* [What needs to be done]:
Write out, word for word, every line from the one containing "Read out every word on this page." through the last line of the records below, both ends included.

* [Records supplied]:

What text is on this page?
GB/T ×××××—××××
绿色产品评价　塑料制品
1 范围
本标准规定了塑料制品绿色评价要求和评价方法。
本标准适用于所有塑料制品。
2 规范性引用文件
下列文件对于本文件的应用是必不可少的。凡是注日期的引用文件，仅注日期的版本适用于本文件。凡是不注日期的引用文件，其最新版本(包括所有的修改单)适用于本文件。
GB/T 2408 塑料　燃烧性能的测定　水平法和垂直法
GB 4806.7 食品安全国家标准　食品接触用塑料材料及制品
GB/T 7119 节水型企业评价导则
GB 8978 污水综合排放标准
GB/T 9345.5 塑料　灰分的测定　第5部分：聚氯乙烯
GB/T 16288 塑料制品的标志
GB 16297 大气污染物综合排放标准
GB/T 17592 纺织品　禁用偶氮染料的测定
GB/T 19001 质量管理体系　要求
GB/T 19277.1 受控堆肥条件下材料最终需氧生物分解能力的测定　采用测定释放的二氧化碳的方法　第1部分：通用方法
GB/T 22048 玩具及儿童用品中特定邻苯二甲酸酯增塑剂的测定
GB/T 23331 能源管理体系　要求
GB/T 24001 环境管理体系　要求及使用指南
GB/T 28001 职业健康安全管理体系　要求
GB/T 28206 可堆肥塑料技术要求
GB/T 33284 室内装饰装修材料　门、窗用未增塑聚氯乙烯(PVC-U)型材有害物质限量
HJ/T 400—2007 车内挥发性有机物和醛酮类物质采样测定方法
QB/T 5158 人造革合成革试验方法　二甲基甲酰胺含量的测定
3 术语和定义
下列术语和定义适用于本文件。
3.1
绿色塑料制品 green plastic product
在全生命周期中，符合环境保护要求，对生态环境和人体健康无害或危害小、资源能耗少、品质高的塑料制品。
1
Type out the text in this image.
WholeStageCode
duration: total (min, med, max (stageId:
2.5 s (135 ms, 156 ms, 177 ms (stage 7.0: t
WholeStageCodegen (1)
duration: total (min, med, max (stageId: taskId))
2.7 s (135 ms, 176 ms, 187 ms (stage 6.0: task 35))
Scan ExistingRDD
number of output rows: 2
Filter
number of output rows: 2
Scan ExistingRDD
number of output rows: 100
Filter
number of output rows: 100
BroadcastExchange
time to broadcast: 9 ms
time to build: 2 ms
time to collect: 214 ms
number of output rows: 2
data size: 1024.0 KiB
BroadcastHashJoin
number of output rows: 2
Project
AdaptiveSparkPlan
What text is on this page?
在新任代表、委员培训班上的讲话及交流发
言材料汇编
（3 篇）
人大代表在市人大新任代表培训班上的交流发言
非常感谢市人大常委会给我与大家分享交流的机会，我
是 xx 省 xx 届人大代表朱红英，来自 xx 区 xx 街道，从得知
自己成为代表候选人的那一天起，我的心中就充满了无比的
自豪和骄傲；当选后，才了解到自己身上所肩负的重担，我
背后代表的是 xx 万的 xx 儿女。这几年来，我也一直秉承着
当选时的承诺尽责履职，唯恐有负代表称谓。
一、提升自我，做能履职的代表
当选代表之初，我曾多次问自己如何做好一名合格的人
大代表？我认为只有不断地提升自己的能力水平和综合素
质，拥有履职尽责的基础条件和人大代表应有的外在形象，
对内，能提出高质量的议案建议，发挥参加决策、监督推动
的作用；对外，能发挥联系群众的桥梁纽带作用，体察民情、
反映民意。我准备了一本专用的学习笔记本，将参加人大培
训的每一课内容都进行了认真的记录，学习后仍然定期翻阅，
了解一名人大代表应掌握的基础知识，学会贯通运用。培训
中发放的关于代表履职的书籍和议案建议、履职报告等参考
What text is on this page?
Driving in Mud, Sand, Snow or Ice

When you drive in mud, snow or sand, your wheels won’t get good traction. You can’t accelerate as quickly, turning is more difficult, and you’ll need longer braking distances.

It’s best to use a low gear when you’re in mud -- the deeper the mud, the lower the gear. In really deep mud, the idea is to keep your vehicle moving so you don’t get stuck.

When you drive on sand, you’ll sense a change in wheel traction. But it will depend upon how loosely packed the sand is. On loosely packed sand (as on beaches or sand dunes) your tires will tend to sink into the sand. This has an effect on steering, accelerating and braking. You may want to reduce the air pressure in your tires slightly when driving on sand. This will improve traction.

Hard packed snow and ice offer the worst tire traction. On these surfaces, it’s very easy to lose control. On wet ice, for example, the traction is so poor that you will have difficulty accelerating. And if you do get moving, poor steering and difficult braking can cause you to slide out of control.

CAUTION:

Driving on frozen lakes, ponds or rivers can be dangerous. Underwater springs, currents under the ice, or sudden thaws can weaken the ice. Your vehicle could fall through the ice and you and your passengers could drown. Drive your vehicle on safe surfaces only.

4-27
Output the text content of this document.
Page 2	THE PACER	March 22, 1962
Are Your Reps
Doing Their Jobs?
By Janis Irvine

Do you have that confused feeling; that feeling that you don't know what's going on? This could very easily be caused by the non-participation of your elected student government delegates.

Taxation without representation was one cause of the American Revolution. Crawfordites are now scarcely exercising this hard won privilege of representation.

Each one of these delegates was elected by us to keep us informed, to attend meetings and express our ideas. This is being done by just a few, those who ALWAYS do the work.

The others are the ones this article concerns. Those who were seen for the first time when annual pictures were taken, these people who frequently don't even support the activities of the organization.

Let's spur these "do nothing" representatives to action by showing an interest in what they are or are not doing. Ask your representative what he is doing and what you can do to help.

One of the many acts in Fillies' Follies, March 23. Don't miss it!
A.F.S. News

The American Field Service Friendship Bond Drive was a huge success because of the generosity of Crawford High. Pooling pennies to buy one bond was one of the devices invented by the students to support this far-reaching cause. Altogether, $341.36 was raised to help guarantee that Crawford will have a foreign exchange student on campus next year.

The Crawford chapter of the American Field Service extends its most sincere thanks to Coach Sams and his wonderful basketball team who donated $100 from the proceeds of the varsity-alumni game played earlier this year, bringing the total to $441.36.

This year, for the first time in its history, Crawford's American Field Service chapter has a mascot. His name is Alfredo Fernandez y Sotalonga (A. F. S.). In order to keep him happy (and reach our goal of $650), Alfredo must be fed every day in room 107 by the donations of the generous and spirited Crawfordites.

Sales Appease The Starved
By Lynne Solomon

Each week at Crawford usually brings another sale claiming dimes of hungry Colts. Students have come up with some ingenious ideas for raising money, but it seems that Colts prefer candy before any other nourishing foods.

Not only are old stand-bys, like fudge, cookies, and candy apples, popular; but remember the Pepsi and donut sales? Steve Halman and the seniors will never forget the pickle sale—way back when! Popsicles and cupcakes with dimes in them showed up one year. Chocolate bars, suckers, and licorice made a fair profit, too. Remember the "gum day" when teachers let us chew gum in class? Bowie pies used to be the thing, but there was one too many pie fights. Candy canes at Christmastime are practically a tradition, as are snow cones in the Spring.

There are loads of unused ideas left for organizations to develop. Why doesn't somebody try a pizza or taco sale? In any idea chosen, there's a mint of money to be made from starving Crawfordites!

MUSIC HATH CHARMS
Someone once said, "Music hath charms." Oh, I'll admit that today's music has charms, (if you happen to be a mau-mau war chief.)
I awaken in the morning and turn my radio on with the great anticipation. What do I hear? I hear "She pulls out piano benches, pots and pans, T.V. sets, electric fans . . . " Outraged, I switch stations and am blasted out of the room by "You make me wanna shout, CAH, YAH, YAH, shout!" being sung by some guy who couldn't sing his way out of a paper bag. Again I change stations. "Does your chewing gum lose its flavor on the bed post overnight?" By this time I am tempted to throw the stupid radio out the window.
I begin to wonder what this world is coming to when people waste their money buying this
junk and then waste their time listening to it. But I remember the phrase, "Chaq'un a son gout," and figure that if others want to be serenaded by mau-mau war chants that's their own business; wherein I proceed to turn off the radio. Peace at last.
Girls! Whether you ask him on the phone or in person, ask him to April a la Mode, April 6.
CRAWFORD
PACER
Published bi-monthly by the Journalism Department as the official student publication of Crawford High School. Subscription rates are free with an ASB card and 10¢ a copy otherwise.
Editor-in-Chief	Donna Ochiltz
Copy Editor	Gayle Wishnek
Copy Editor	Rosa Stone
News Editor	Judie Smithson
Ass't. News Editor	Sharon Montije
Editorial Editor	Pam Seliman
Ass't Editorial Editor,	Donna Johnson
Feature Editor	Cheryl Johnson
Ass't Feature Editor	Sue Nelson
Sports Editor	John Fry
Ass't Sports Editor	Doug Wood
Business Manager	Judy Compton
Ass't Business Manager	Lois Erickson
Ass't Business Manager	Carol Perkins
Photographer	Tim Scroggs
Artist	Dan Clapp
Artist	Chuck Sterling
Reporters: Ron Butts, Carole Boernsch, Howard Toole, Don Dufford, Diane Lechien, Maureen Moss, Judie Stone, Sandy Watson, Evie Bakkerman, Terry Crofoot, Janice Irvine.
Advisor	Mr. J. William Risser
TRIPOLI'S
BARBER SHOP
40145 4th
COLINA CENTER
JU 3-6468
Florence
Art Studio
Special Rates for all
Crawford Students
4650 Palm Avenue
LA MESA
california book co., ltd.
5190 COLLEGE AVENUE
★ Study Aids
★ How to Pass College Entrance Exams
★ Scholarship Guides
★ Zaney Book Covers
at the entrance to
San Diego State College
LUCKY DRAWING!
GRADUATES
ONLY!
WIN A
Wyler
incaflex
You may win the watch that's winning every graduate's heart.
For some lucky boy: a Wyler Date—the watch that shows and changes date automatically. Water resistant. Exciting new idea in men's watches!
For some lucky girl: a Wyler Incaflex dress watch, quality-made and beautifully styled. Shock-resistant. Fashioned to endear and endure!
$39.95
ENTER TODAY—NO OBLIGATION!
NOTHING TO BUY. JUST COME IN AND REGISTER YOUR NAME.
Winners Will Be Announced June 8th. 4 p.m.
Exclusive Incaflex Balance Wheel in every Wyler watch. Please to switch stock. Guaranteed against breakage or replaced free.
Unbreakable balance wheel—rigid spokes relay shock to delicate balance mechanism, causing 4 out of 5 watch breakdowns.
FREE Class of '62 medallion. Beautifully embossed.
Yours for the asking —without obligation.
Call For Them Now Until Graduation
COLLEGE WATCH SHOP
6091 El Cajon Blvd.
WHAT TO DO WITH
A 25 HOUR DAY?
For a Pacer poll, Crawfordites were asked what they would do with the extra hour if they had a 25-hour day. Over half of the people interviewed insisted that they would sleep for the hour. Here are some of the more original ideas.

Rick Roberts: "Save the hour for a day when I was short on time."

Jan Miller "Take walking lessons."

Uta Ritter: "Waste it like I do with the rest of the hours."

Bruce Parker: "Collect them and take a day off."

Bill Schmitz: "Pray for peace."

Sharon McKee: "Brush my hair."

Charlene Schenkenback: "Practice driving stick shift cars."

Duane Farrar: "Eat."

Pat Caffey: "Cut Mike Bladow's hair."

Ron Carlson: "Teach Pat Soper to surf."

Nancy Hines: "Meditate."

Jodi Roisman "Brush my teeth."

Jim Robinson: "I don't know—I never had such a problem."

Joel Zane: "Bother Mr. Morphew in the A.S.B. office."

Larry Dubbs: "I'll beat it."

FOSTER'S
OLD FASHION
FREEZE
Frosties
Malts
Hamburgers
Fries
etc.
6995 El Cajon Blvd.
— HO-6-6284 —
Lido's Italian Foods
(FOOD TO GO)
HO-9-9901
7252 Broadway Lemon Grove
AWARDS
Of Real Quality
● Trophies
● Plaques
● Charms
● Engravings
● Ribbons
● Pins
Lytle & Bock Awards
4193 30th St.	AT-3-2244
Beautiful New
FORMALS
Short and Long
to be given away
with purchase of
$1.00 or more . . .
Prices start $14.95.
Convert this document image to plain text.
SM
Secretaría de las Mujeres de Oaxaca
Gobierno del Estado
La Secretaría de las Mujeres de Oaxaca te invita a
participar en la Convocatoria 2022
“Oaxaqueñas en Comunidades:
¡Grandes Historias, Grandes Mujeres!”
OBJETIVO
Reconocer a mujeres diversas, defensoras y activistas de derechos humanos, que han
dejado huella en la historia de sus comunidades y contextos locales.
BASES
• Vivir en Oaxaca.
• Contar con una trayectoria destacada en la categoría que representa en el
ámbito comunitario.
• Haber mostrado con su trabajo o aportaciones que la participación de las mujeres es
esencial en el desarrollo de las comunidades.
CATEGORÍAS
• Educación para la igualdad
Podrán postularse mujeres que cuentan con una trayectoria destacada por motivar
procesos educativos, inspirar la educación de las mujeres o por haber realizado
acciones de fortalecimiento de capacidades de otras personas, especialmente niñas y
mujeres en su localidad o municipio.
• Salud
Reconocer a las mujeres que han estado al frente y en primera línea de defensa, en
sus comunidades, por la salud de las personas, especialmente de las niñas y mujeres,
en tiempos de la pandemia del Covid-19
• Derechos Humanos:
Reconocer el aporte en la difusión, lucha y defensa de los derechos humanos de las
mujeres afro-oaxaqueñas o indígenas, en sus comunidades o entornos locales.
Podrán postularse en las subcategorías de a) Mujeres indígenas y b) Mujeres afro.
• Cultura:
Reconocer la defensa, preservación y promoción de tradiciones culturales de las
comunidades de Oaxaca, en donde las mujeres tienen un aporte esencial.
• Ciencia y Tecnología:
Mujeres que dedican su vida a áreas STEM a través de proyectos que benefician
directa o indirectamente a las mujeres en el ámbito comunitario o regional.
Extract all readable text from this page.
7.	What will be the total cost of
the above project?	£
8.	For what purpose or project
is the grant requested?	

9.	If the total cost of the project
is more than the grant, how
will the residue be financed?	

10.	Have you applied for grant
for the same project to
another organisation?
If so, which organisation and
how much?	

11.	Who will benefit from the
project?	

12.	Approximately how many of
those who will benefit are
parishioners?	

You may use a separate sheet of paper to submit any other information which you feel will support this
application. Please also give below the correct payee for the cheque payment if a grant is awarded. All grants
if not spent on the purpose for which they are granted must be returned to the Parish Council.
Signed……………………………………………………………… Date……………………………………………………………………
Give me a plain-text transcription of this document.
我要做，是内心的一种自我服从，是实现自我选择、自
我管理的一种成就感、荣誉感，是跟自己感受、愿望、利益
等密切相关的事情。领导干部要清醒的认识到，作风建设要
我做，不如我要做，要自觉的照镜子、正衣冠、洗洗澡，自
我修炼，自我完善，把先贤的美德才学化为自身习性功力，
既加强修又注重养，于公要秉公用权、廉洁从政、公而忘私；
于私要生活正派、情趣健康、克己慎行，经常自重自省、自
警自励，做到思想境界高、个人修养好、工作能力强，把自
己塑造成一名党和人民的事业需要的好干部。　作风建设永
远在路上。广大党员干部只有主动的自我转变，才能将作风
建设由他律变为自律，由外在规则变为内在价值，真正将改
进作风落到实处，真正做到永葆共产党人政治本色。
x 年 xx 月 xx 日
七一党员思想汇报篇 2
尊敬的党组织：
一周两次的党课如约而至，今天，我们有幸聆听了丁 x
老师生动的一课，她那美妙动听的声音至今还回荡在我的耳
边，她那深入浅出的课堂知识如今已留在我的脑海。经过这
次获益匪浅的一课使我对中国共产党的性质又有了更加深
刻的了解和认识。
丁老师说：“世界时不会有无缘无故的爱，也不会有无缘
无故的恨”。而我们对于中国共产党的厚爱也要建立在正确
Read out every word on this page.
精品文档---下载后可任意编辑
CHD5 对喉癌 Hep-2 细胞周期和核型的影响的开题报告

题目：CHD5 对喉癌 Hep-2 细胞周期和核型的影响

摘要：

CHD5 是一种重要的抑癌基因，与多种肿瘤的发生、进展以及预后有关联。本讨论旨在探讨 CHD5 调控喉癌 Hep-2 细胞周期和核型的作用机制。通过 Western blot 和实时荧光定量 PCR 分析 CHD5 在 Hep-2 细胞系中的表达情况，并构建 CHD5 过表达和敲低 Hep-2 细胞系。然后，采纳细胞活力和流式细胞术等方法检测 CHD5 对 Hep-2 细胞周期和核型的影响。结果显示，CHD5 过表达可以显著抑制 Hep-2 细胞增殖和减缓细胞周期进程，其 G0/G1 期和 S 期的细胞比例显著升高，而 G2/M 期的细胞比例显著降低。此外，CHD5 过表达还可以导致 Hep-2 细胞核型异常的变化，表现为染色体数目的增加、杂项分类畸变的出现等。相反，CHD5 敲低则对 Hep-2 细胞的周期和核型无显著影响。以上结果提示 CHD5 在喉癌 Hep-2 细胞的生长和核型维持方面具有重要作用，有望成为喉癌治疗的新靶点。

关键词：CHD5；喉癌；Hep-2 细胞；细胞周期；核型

* [Answer for this exercise]:
Read out every word on this page.
精品文档---下载后可任意编辑
CHD5 对喉癌 Hep-2 细胞周期和核型的影响的开题报告

题目：CHD5 对喉癌 Hep-2 细胞周期和核型的影响

摘要：

CHD5 是一种重要的抑癌基因，与多种肿瘤的发生、进展以及预后有关联。本讨论旨在探讨 CHD5 调控喉癌 Hep-2 细胞周期和核型的作用机制。通过 Western blot 和实时荧光定量 PCR 分析 CHD5 在 Hep-2 细胞系中的表达情况，并构建 CHD5 过表达和敲低 Hep-2 细胞系。然后，采纳细胞活力和流式细胞术等方法检测 CHD5 对 Hep-2 细胞周期和核型的影响。结果显示，CHD5 过表达可以显著抑制 Hep-2 细胞增殖和减缓细胞周期进程，其 G0/G1 期和 S 期的细胞比例显著升高，而 G2/M 期的细胞比例显著降低。此外，CHD5 过表达还可以导致 Hep-2 细胞核型异常的变化，表现为染色体数目的增加、杂项分类畸变的出现等。相反，CHD5 敲低则对 Hep-2 细胞的周期和核型无显著影响。以上结果提示 CHD5 在喉癌 Hep-2 细胞的生长和核型维持方面具有重要作用，有望成为喉癌治疗的新靶点。

关键词：CHD5；喉癌；Hep-2 细胞；细胞周期；核型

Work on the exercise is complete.